[Data from a collection]
——————

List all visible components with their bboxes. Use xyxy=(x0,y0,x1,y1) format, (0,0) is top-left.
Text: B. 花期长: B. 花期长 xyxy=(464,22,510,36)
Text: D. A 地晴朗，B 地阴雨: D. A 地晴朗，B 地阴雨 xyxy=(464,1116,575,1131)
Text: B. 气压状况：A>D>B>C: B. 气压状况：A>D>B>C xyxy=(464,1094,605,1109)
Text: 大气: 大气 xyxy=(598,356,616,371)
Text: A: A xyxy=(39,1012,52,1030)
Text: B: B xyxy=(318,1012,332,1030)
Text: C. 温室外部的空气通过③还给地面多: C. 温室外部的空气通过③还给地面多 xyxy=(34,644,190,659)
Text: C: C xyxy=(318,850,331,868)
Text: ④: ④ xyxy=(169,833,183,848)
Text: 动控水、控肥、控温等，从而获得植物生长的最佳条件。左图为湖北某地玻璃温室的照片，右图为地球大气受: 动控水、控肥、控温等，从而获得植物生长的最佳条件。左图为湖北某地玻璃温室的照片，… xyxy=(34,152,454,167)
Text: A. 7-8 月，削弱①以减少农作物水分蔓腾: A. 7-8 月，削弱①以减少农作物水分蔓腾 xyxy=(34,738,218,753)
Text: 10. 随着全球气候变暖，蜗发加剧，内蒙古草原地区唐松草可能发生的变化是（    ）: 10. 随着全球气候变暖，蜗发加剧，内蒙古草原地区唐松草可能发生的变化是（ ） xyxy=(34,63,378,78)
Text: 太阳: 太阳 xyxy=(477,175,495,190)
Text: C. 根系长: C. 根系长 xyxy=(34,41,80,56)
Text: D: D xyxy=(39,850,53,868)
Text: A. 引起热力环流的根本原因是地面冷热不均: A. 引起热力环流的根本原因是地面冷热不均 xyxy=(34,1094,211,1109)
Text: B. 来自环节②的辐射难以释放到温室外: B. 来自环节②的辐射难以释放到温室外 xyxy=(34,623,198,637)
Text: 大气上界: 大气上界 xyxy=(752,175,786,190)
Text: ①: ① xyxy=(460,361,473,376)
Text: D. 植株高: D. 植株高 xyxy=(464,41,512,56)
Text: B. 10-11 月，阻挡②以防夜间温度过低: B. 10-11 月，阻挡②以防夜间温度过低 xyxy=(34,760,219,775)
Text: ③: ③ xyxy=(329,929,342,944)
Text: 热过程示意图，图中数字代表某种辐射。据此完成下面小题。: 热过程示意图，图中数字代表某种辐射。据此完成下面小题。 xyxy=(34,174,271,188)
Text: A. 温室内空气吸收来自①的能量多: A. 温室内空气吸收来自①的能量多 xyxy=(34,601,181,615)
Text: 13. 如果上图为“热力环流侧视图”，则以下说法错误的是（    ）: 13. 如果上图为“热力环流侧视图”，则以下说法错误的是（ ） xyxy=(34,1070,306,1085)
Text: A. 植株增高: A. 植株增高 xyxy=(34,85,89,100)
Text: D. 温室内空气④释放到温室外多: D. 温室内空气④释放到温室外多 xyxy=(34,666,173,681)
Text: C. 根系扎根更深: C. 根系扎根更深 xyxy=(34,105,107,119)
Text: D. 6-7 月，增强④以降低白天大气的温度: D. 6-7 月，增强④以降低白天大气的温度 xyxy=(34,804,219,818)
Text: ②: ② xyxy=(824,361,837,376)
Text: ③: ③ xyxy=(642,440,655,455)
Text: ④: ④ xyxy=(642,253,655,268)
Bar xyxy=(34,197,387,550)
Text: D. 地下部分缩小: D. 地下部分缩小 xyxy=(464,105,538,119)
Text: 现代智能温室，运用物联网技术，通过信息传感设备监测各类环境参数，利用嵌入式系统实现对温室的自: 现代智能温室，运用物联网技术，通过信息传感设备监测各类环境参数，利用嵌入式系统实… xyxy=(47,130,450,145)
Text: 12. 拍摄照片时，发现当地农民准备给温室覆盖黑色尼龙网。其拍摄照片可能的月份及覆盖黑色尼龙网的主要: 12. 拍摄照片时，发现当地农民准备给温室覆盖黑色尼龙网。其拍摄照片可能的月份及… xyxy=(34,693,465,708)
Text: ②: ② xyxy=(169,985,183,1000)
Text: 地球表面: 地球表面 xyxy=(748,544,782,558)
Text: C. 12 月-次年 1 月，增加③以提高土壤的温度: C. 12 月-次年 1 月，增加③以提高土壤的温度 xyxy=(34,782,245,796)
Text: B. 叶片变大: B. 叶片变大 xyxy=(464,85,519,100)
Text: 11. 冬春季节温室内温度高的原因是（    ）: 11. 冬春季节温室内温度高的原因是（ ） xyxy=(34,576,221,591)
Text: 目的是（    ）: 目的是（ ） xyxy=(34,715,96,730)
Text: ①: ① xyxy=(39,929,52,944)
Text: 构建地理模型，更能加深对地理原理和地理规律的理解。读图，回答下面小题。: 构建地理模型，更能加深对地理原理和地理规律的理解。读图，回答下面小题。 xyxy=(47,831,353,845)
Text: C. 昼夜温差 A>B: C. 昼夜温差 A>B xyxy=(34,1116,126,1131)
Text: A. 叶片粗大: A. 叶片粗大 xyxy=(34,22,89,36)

——————

= Brief =
Switch "xyxy" to "bbox" everywhere in the data above, and leave everything else unchanged.

= Finished task =
List all visible components with their bboxes. Use bbox=(x0,y0,x1,y1) format, (0,0) is top-left.
Text: B. 花期长: B. 花期长 bbox=(464,22,510,36)
Text: D. A 地晴朗，B 地阴雨: D. A 地晴朗，B 地阴雨 bbox=(464,1116,575,1131)
Text: B. 气压状况：A>D>B>C: B. 气压状况：A>D>B>C bbox=(464,1094,605,1109)
Text: 大气: 大气 bbox=(598,356,616,371)
Text: A: A bbox=(39,1012,52,1030)
Text: B: B bbox=(318,1012,332,1030)
Text: C. 温室外部的空气通过③还给地面多: C. 温室外部的空气通过③还给地面多 bbox=(34,644,190,659)
Text: C: C bbox=(318,850,331,868)
Text: ④: ④ bbox=(169,833,183,848)
Text: 动控水、控肥、控温等，从而获得植物生长的最佳条件。左图为湖北某地玻璃温室的照片，右图为地球大气受: 动控水、控肥、控温等，从而获得植物生长的最佳条件。左图为湖北某地玻璃温室的照片，… bbox=(34,152,454,167)
Text: A. 7-8 月，削弱①以减少农作物水分蔓腾: A. 7-8 月，削弱①以减少农作物水分蔓腾 bbox=(34,738,218,753)
Text: 10. 随着全球气候变暖，蜗发加剧，内蒙古草原地区唐松草可能发生的变化是（    ）: 10. 随着全球气候变暖，蜗发加剧，内蒙古草原地区唐松草可能发生的变化是（ ） bbox=(34,63,378,78)
Text: 太阳: 太阳 bbox=(477,175,495,190)
Text: C. 根系长: C. 根系长 bbox=(34,41,80,56)
Text: D: D bbox=(39,850,53,868)
Text: A. 引起热力环流的根本原因是地面冷热不均: A. 引起热力环流的根本原因是地面冷热不均 bbox=(34,1094,211,1109)
Text: B. 来自环节②的辐射难以释放到温室外: B. 来自环节②的辐射难以释放到温室外 bbox=(34,623,198,637)
Text: 大气上界: 大气上界 bbox=(752,175,786,190)
Text: ①: ① bbox=(460,361,473,376)
Text: D. 植株高: D. 植株高 bbox=(464,41,512,56)
Text: B. 10-11 月，阻挡②以防夜间温度过低: B. 10-11 月，阻挡②以防夜间温度过低 bbox=(34,760,219,775)
Text: ③: ③ bbox=(329,929,342,944)
Text: 热过程示意图，图中数字代表某种辐射。据此完成下面小题。: 热过程示意图，图中数字代表某种辐射。据此完成下面小题。 bbox=(34,174,271,188)
Text: A. 温室内空气吸收来自①的能量多: A. 温室内空气吸收来自①的能量多 bbox=(34,601,181,615)
Text: 13. 如果上图为“热力环流侧视图”，则以下说法错误的是（    ）: 13. 如果上图为“热力环流侧视图”，则以下说法错误的是（ ） bbox=(34,1070,306,1085)
Text: A. 植株增高: A. 植株增高 bbox=(34,85,89,100)
Text: D. 温室内空气④释放到温室外多: D. 温室内空气④释放到温室外多 bbox=(34,666,173,681)
Text: C. 根系扎根更深: C. 根系扎根更深 bbox=(34,105,107,119)
Text: D. 6-7 月，增强④以降低白天大气的温度: D. 6-7 月，增强④以降低白天大气的温度 bbox=(34,804,219,818)
Text: ②: ② bbox=(824,361,837,376)
Text: ③: ③ bbox=(642,440,655,455)
Text: ④: ④ bbox=(642,253,655,268)
Bar bbox=(34,197,387,550)
Text: D. 地下部分缩小: D. 地下部分缩小 bbox=(464,105,538,119)
Text: 现代智能温室，运用物联网技术，通过信息传感设备监测各类环境参数，利用嵌入式系统实现对温室的自: 现代智能温室，运用物联网技术，通过信息传感设备监测各类环境参数，利用嵌入式系统实… bbox=(47,130,450,145)
Text: 12. 拍摄照片时，发现当地农民准备给温室覆盖黑色尼龙网。其拍摄照片可能的月份及覆盖黑色尼龙网的主要: 12. 拍摄照片时，发现当地农民准备给温室覆盖黑色尼龙网。其拍摄照片可能的月份及… bbox=(34,693,465,708)
Text: ②: ② bbox=(169,985,183,1000)
Text: 地球表面: 地球表面 bbox=(748,544,782,558)
Text: C. 12 月-次年 1 月，增加③以提高土壤的温度: C. 12 月-次年 1 月，增加③以提高土壤的温度 bbox=(34,782,245,796)
Text: B. 叶片变大: B. 叶片变大 bbox=(464,85,519,100)
Text: 11. 冬春季节温室内温度高的原因是（    ）: 11. 冬春季节温室内温度高的原因是（ ） bbox=(34,576,221,591)
Text: 目的是（    ）: 目的是（ ） bbox=(34,715,96,730)
Text: ①: ① bbox=(39,929,52,944)
Text: 构建地理模型，更能加深对地理原理和地理规律的理解。读图，回答下面小题。: 构建地理模型，更能加深对地理原理和地理规律的理解。读图，回答下面小题。 bbox=(47,831,353,845)
Text: C. 昼夜温差 A>B: C. 昼夜温差 A>B bbox=(34,1116,126,1131)
Text: A. 叶片粗大: A. 叶片粗大 bbox=(34,22,89,36)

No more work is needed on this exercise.